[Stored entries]
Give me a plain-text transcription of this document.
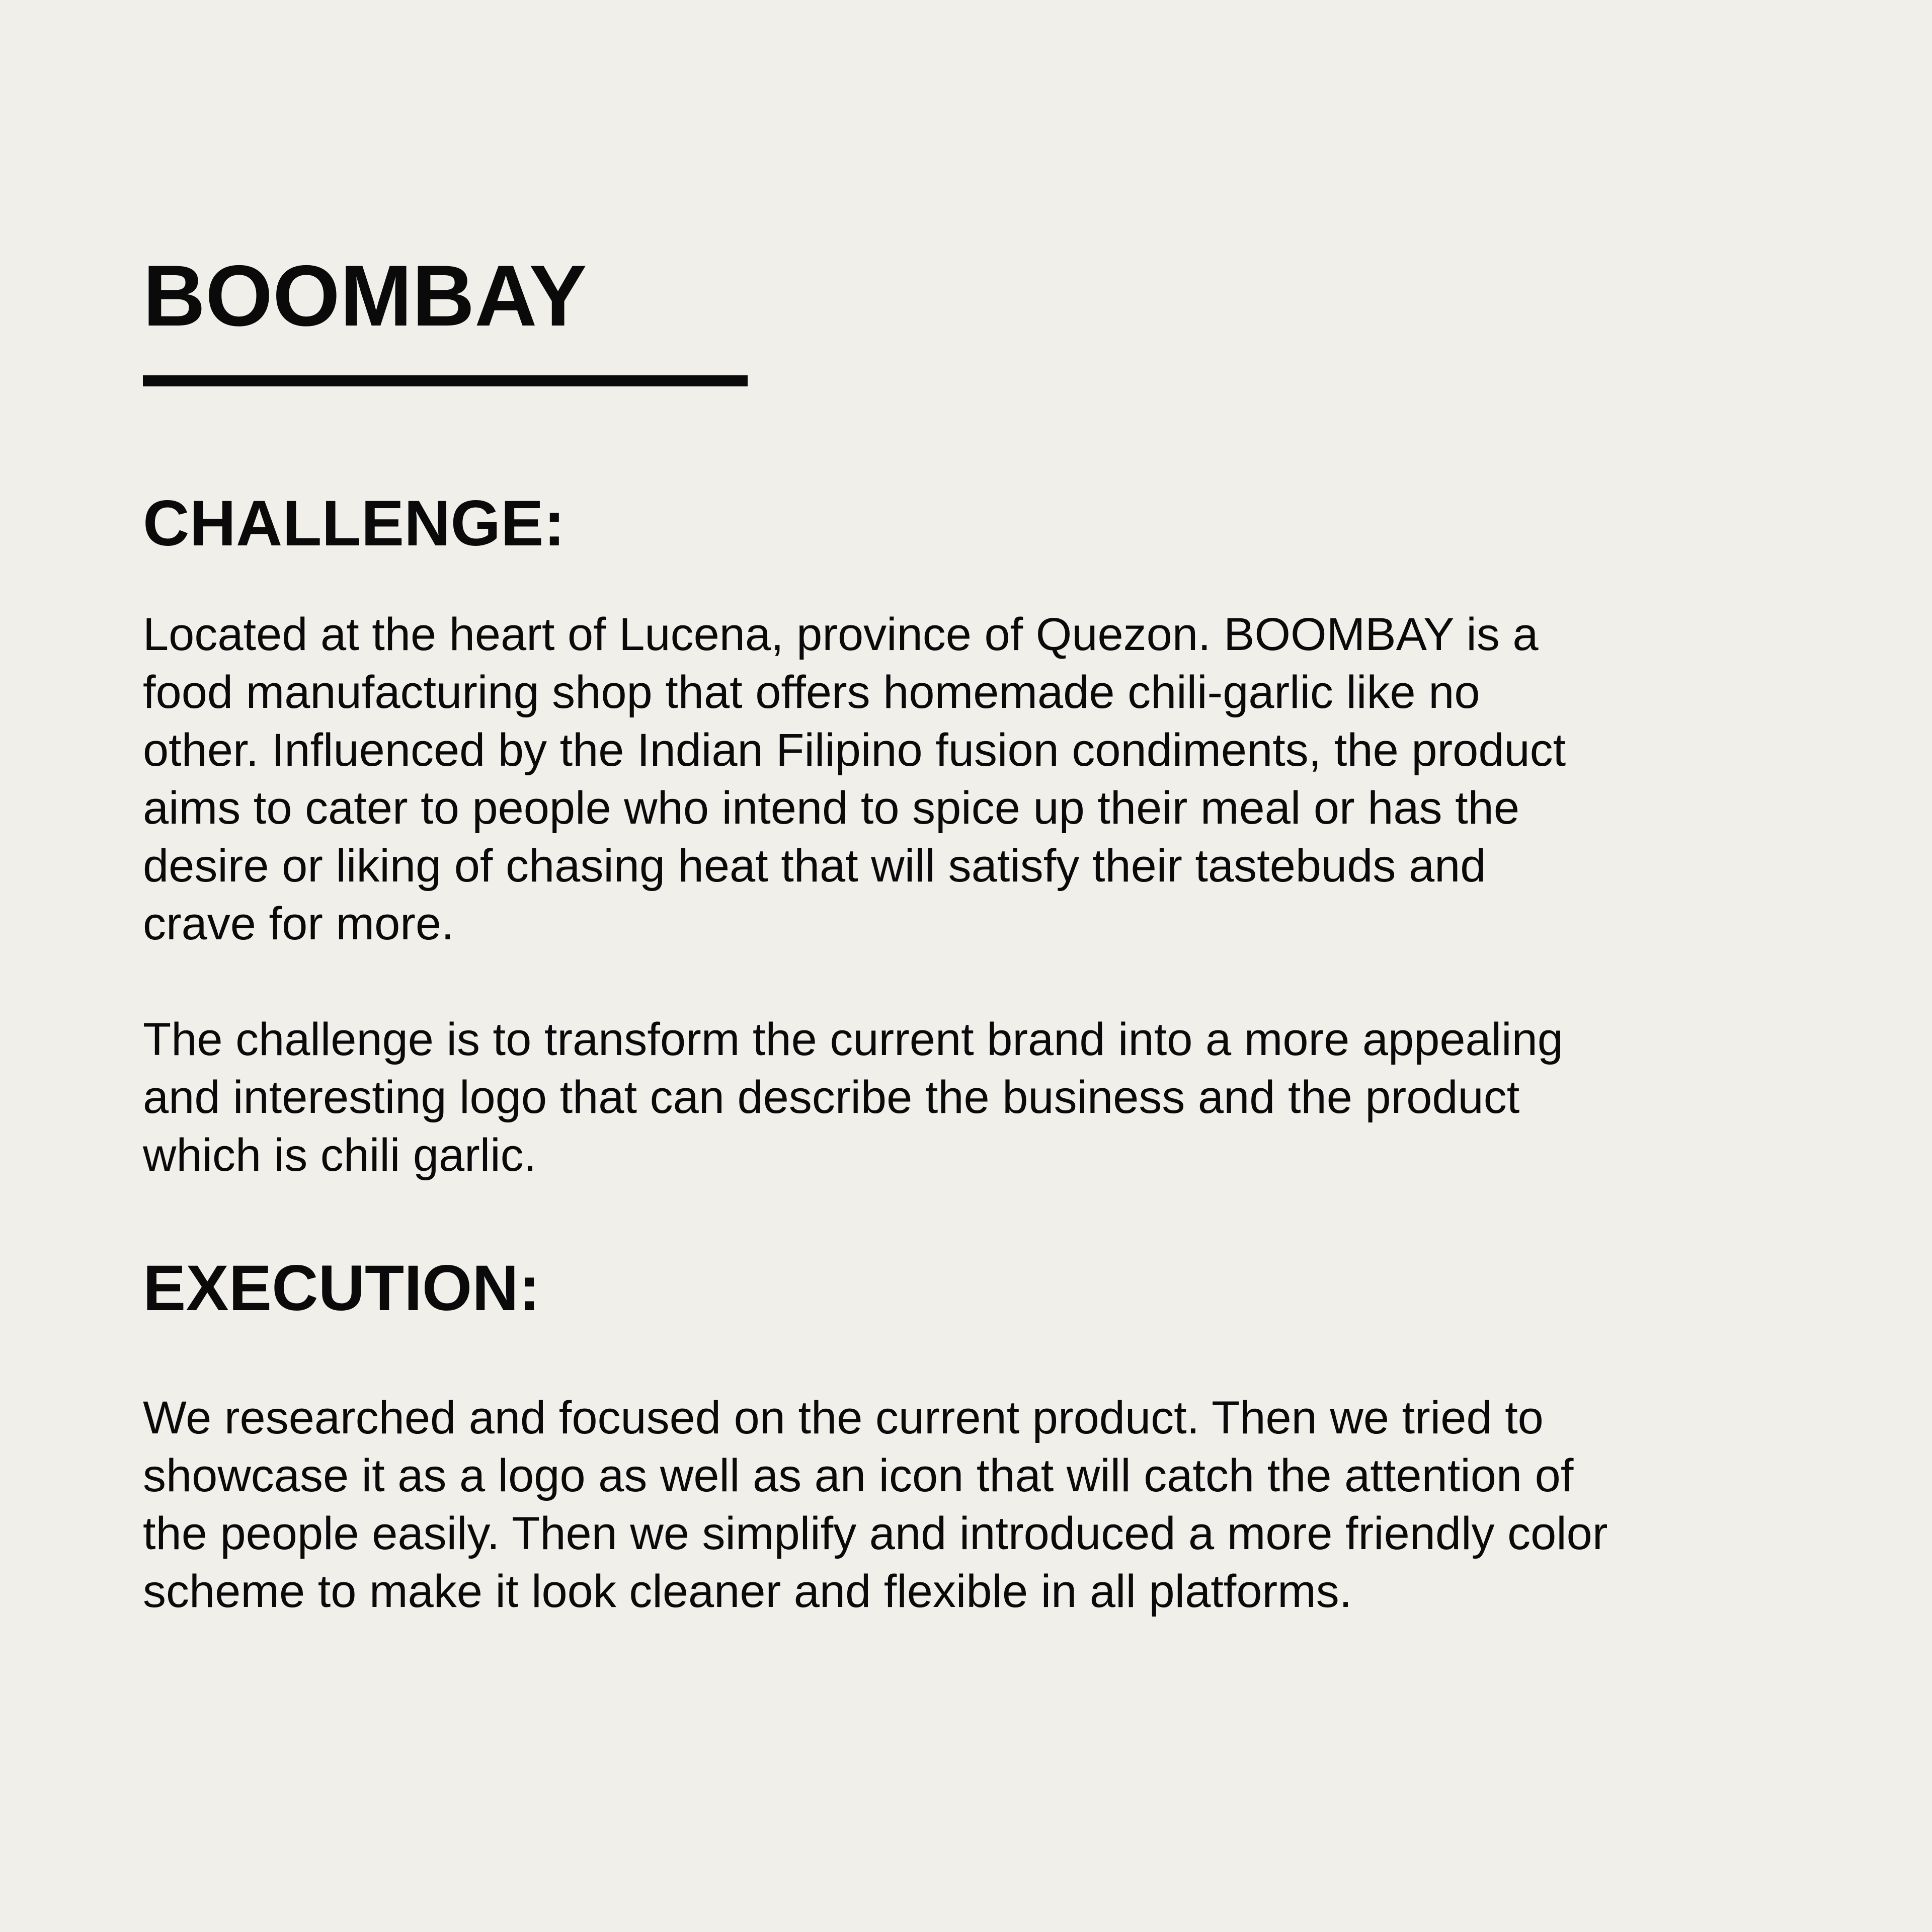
BOOMBAY
CHALLENGE:

Located at the heart of Lucena, province of Quezon. BOOMBAY is a
food manufacturing shop that offers homemade chili-garlic like no
other. Influenced by the Indian Filipino fusion condiments, the product
aims to cater to people who intend to spice up their meal or has the
desire or liking of chasing heat that will satisfy their tastebuds and
crave for more.

The challenge is to transform the current brand into a more appealing
and interesting logo that can describe the business and the product
which is chili garlic.

EXECUTION:

We researched and focused on the current product. Then we tried to
showcase it as a logo as well as an icon that will catch the attention of
the people easily. Then we simplify and introduced a more friendly color
scheme to make it look cleaner and flexible in all platforms.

TASK DETAILS: Print out the material word for word, omitting the pictures.

RIGHT ANSWER:
Give me a plain-text transcription of this document.
BOOMBAY
CHALLENGE:

Located at the heart of Lucena, province of Quezon. BOOMBAY is a
food manufacturing shop that offers homemade chili-garlic like no
other. Influenced by the Indian Filipino fusion condiments, the product
aims to cater to people who intend to spice up their meal or has the
desire or liking of chasing heat that will satisfy their tastebuds and
crave for more.

The challenge is to transform the current brand into a more appealing
and interesting logo that can describe the business and the product
which is chili garlic.

EXECUTION:

We researched and focused on the current product. Then we tried to
showcase it as a logo as well as an icon that will catch the attention of
the people easily. Then we simplify and introduced a more friendly color
scheme to make it look cleaner and flexible in all platforms.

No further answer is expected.